▶ **WHAT THIS TASK INVOLVES**: Exactly reproduce the lines that follow.

▶ **DATA SECTION**:

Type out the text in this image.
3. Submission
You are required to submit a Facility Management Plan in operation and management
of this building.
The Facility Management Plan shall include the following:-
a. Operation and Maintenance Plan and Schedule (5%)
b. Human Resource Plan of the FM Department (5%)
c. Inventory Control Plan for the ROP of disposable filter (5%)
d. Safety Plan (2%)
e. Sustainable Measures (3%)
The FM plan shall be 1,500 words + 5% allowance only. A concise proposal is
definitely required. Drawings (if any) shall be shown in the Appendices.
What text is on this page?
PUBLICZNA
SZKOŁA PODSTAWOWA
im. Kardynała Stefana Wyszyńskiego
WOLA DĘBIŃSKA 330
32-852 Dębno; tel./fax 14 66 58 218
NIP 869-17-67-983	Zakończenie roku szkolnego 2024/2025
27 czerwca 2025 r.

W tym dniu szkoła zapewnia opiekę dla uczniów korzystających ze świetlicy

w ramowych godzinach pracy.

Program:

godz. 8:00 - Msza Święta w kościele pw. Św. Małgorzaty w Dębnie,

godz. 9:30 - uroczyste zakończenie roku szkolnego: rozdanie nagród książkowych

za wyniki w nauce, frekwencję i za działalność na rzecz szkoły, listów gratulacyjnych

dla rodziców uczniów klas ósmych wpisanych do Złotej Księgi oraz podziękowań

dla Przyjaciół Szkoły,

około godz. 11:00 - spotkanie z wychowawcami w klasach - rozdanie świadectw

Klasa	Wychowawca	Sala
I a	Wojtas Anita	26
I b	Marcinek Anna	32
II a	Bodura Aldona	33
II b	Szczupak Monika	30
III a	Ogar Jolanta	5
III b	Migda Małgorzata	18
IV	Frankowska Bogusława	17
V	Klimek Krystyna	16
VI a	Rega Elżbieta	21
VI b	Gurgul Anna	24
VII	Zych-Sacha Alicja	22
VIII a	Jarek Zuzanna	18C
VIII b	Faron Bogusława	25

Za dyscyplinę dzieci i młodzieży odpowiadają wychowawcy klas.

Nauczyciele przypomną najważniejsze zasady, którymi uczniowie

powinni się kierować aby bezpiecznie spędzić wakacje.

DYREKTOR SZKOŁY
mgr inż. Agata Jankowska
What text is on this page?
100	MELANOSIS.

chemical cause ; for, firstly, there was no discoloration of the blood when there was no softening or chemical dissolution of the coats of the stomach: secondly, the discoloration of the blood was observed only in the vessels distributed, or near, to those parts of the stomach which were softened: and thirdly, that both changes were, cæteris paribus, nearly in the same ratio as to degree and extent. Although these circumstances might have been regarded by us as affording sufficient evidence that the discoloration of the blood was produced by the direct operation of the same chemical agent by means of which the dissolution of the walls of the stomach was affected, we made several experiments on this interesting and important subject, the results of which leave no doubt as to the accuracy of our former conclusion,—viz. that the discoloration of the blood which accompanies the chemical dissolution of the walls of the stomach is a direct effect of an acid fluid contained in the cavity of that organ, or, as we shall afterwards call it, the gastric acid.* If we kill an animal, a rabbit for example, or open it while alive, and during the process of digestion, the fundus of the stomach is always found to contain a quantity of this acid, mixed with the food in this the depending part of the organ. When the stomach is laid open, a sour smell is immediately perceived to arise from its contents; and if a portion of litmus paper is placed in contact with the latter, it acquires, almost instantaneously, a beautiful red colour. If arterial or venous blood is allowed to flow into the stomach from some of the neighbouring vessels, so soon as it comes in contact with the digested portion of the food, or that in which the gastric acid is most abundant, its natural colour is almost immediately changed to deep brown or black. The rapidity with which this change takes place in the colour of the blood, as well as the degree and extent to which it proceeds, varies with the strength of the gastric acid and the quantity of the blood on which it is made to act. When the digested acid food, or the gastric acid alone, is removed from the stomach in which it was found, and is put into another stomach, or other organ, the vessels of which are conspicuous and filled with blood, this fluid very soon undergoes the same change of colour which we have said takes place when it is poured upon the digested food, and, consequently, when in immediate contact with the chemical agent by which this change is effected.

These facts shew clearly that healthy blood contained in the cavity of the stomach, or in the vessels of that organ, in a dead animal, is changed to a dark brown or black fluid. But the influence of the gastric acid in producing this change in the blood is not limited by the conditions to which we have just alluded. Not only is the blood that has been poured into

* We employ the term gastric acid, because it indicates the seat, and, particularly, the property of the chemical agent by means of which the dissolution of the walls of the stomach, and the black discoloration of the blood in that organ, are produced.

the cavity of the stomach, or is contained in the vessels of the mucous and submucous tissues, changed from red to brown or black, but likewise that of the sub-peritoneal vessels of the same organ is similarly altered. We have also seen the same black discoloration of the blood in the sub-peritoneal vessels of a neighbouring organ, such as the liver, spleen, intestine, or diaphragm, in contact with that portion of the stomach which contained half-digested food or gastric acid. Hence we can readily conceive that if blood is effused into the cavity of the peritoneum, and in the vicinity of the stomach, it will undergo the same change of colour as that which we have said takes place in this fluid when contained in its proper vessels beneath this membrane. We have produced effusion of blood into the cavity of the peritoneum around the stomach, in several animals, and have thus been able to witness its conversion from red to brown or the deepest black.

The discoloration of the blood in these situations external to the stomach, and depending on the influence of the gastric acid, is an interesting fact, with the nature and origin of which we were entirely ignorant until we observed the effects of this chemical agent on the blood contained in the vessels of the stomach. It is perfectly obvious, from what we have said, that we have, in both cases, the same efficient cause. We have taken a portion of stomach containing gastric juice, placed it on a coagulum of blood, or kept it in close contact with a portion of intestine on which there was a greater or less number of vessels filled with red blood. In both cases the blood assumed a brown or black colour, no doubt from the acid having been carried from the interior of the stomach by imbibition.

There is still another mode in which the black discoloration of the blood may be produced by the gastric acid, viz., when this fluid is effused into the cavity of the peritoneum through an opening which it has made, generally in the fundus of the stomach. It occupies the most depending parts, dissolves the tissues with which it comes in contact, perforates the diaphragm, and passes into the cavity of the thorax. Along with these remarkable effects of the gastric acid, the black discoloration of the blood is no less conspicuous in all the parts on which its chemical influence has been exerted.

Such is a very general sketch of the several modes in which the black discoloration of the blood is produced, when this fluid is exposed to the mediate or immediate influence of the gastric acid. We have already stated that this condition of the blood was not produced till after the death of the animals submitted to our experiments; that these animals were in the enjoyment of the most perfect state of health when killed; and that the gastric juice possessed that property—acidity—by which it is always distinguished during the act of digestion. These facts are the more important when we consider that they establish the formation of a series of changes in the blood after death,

▶ **COMPLETE ANSWER**:
Type out the text in this image.
3. Submission
You are required to submit a Facility Management Plan in operation and management
of this building.
The Facility Management Plan shall include the following:-
a. Operation and Maintenance Plan and Schedule (5%)
b. Human Resource Plan of the FM Department (5%)
c. Inventory Control Plan for the ROP of disposable filter (5%)
d. Safety Plan (2%)
e. Sustainable Measures (3%)
The FM plan shall be 1,500 words + 5% allowance only. A concise proposal is
definitely required. Drawings (if any) shall be shown in the Appendices.
What text is on this page?
PUBLICZNA
SZKOŁA PODSTAWOWA
im. Kardynała Stefana Wyszyńskiego
WOLA DĘBIŃSKA 330
32-852 Dębno; tel./fax 14 66 58 218
NIP 869-17-67-983	Zakończenie roku szkolnego 2024/2025
27 czerwca 2025 r.

W tym dniu szkoła zapewnia opiekę dla uczniów korzystających ze świetlicy

w ramowych godzinach pracy.

Program:

godz. 8:00 - Msza Święta w kościele pw. Św. Małgorzaty w Dębnie,

godz. 9:30 - uroczyste zakończenie roku szkolnego: rozdanie nagród książkowych

za wyniki w nauce, frekwencję i za działalność na rzecz szkoły, listów gratulacyjnych

dla rodziców uczniów klas ósmych wpisanych do Złotej Księgi oraz podziękowań

dla Przyjaciół Szkoły,

około godz. 11:00 - spotkanie z wychowawcami w klasach - rozdanie świadectw

Klasa	Wychowawca	Sala
I a	Wojtas Anita	26
I b	Marcinek Anna	32
II a	Bodura Aldona	33
II b	Szczupak Monika	30
III a	Ogar Jolanta	5
III b	Migda Małgorzata	18
IV	Frankowska Bogusława	17
V	Klimek Krystyna	16
VI a	Rega Elżbieta	21
VI b	Gurgul Anna	24
VII	Zych-Sacha Alicja	22
VIII a	Jarek Zuzanna	18C
VIII b	Faron Bogusława	25

Za dyscyplinę dzieci i młodzieży odpowiadają wychowawcy klas.

Nauczyciele przypomną najważniejsze zasady, którymi uczniowie

powinni się kierować aby bezpiecznie spędzić wakacje.

DYREKTOR SZKOŁY
mgr inż. Agata Jankowska
What text is on this page?
100	MELANOSIS.

chemical cause ; for, firstly, there was no discoloration of the blood when there was no softening or chemical dissolution of the coats of the stomach: secondly, the discoloration of the blood was observed only in the vessels distributed, or near, to those parts of the stomach which were softened: and thirdly, that both changes were, cæteris paribus, nearly in the same ratio as to degree and extent. Although these circumstances might have been regarded by us as affording sufficient evidence that the discoloration of the blood was produced by the direct operation of the same chemical agent by means of which the dissolution of the walls of the stomach was affected, we made several experiments on this interesting and important subject, the results of which leave no doubt as to the accuracy of our former conclusion,—viz. that the discoloration of the blood which accompanies the chemical dissolution of the walls of the stomach is a direct effect of an acid fluid contained in the cavity of that organ, or, as we shall afterwards call it, the gastric acid.* If we kill an animal, a rabbit for example, or open it while alive, and during the process of digestion, the fundus of the stomach is always found to contain a quantity of this acid, mixed with the food in this the depending part of the organ. When the stomach is laid open, a sour smell is immediately perceived to arise from its contents; and if a portion of litmus paper is placed in contact with the latter, it acquires, almost instantaneously, a beautiful red colour. If arterial or venous blood is allowed to flow into the stomach from some of the neighbouring vessels, so soon as it comes in contact with the digested portion of the food, or that in which the gastric acid is most abundant, its natural colour is almost immediately changed to deep brown or black. The rapidity with which this change takes place in the colour of the blood, as well as the degree and extent to which it proceeds, varies with the strength of the gastric acid and the quantity of the blood on which it is made to act. When the digested acid food, or the gastric acid alone, is removed from the stomach in which it was found, and is put into another stomach, or other organ, the vessels of which are conspicuous and filled with blood, this fluid very soon undergoes the same change of colour which we have said takes place when it is poured upon the digested food, and, consequently, when in immediate contact with the chemical agent by which this change is effected.

These facts shew clearly that healthy blood contained in the cavity of the stomach, or in the vessels of that organ, in a dead animal, is changed to a dark brown or black fluid. But the influence of the gastric acid in producing this change in the blood is not limited by the conditions to which we have just alluded. Not only is the blood that has been poured into

* We employ the term gastric acid, because it indicates the seat, and, particularly, the property of the chemical agent by means of which the dissolution of the walls of the stomach, and the black discoloration of the blood in that organ, are produced.

the cavity of the stomach, or is contained in the vessels of the mucous and submucous tissues, changed from red to brown or black, but likewise that of the sub-peritoneal vessels of the same organ is similarly altered. We have also seen the same black discoloration of the blood in the sub-peritoneal vessels of a neighbouring organ, such as the liver, spleen, intestine, or diaphragm, in contact with that portion of the stomach which contained half-digested food or gastric acid. Hence we can readily conceive that if blood is effused into the cavity of the peritoneum, and in the vicinity of the stomach, it will undergo the same change of colour as that which we have said takes place in this fluid when contained in its proper vessels beneath this membrane. We have produced effusion of blood into the cavity of the peritoneum around the stomach, in several animals, and have thus been able to witness its conversion from red to brown or the deepest black.

The discoloration of the blood in these situations external to the stomach, and depending on the influence of the gastric acid, is an interesting fact, with the nature and origin of which we were entirely ignorant until we observed the effects of this chemical agent on the blood contained in the vessels of the stomach. It is perfectly obvious, from what we have said, that we have, in both cases, the same efficient cause. We have taken a portion of stomach containing gastric juice, placed it on a coagulum of blood, or kept it in close contact with a portion of intestine on which there was a greater or less number of vessels filled with red blood. In both cases the blood assumed a brown or black colour, no doubt from the acid having been carried from the interior of the stomach by imbibition.

There is still another mode in which the black discoloration of the blood may be produced by the gastric acid, viz., when this fluid is effused into the cavity of the peritoneum through an opening which it has made, generally in the fundus of the stomach. It occupies the most depending parts, dissolves the tissues with which it comes in contact, perforates the diaphragm, and passes into the cavity of the thorax. Along with these remarkable effects of the gastric acid, the black discoloration of the blood is no less conspicuous in all the parts on which its chemical influence has been exerted.

Such is a very general sketch of the several modes in which the black discoloration of the blood is produced, when this fluid is exposed to the mediate or immediate influence of the gastric acid. We have already stated that this condition of the blood was not produced till after the death of the animals submitted to our experiments; that these animals were in the enjoyment of the most perfect state of health when killed; and that the gastric juice possessed that property—acidity—by which it is always distinguished during the act of digestion. These facts are the more important when we consider that they establish the formation of a series of changes in the blood after death,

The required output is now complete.